> **TASK TO CARRY OUT**
Rename "toolbar-separator" to "toolbar-divider" throughout the lines below, and write out all the lines again with nothing else altered.

Spatial layout entries:
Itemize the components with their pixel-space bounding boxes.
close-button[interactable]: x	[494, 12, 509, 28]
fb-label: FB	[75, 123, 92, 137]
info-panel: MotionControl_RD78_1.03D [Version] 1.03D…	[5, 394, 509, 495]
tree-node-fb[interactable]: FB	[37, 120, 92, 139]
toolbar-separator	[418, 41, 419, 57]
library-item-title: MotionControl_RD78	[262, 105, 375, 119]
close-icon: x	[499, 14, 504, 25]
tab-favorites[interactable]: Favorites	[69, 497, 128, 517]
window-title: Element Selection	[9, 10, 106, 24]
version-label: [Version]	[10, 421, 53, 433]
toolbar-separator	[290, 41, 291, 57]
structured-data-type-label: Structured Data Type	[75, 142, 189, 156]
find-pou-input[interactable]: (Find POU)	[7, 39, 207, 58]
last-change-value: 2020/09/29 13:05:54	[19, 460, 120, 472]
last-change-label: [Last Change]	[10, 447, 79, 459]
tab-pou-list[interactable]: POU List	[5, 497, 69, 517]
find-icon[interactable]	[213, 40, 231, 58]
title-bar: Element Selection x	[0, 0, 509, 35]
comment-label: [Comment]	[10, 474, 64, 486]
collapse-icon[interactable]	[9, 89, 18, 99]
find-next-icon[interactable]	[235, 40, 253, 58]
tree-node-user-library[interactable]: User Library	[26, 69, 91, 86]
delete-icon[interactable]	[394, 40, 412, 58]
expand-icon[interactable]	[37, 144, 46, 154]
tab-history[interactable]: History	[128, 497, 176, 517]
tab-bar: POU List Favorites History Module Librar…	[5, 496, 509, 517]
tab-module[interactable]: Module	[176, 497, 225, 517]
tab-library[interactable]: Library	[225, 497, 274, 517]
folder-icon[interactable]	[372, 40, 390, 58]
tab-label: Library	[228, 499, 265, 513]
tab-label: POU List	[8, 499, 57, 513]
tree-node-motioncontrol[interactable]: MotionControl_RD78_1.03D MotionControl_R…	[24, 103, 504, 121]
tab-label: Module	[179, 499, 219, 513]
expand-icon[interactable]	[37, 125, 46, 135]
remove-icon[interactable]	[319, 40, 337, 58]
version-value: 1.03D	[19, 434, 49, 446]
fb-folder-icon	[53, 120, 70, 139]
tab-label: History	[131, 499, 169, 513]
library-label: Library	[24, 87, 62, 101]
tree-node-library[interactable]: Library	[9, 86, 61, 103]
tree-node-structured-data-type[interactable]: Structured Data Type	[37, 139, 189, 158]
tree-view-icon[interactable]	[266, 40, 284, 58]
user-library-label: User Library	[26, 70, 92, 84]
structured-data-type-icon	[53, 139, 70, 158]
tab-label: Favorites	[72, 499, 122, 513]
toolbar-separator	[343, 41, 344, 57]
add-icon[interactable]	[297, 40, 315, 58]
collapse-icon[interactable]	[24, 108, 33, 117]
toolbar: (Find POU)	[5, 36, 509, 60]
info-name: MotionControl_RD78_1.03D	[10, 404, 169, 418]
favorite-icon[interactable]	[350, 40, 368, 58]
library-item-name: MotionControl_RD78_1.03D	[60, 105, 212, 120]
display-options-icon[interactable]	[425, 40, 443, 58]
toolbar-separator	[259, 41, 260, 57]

> **COMPLETE RESPONSE**
Itemize the components with their pixel-space bounding boxes.
close-button[interactable]: x	[494, 12, 509, 28]
fb-label: FB	[75, 123, 92, 137]
info-panel: MotionControl_RD78_1.03D [Version] 1.03D…	[5, 394, 509, 495]
tree-node-fb[interactable]: FB	[37, 120, 92, 139]
toolbar-divider	[418, 41, 419, 57]
library-item-title: MotionControl_RD78	[262, 105, 375, 119]
close-icon: x	[499, 14, 504, 25]
tab-favorites[interactable]: Favorites	[69, 497, 128, 517]
window-title: Element Selection	[9, 10, 106, 24]
version-label: [Version]	[10, 421, 53, 433]
toolbar-divider	[290, 41, 291, 57]
structured-data-type-label: Structured Data Type	[75, 142, 189, 156]
find-pou-input[interactable]: (Find POU)	[7, 39, 207, 58]
last-change-value: 2020/09/29 13:05:54	[19, 460, 120, 472]
last-change-label: [Last Change]	[10, 447, 79, 459]
tab-pou-list[interactable]: POU List	[5, 497, 69, 517]
find-icon[interactable]	[213, 40, 231, 58]
title-bar: Element Selection x	[0, 0, 509, 35]
comment-label: [Comment]	[10, 474, 64, 486]
collapse-icon[interactable]	[9, 89, 18, 99]
find-next-icon[interactable]	[235, 40, 253, 58]
tree-node-user-library[interactable]: User Library	[26, 69, 91, 86]
delete-icon[interactable]	[394, 40, 412, 58]
expand-icon[interactable]	[37, 144, 46, 154]
tab-history[interactable]: History	[128, 497, 176, 517]
tab-bar: POU List Favorites History Module Librar…	[5, 496, 509, 517]
tab-module[interactable]: Module	[176, 497, 225, 517]
tab-library[interactable]: Library	[225, 497, 274, 517]
folder-icon[interactable]	[372, 40, 390, 58]
tab-label: Library	[228, 499, 265, 513]
tab-label: POU List	[8, 499, 57, 513]
tree-node-motioncontrol[interactable]: MotionControl_RD78_1.03D MotionControl_R…	[24, 103, 504, 121]
tab-label: Module	[179, 499, 219, 513]
expand-icon[interactable]	[37, 125, 46, 135]
remove-icon[interactable]	[319, 40, 337, 58]
version-value: 1.03D	[19, 434, 49, 446]
fb-folder-icon	[53, 120, 70, 139]
tab-label: History	[131, 499, 169, 513]
library-label: Library	[24, 87, 62, 101]
tree-node-library[interactable]: Library	[9, 86, 61, 103]
tree-node-structured-data-type[interactable]: Structured Data Type	[37, 139, 189, 158]
tree-view-icon[interactable]	[266, 40, 284, 58]
user-library-label: User Library	[26, 70, 92, 84]
structured-data-type-icon	[53, 139, 70, 158]
tab-label: Favorites	[72, 499, 122, 513]
toolbar-divider	[343, 41, 344, 57]
add-icon[interactable]	[297, 40, 315, 58]
collapse-icon[interactable]	[24, 108, 33, 117]
toolbar: (Find POU)	[5, 36, 509, 60]
info-name: MotionControl_RD78_1.03D	[10, 404, 169, 418]
favorite-icon[interactable]	[350, 40, 368, 58]
library-item-name: MotionControl_RD78_1.03D	[60, 105, 212, 120]
display-options-icon[interactable]	[425, 40, 443, 58]
toolbar-divider	[259, 41, 260, 57]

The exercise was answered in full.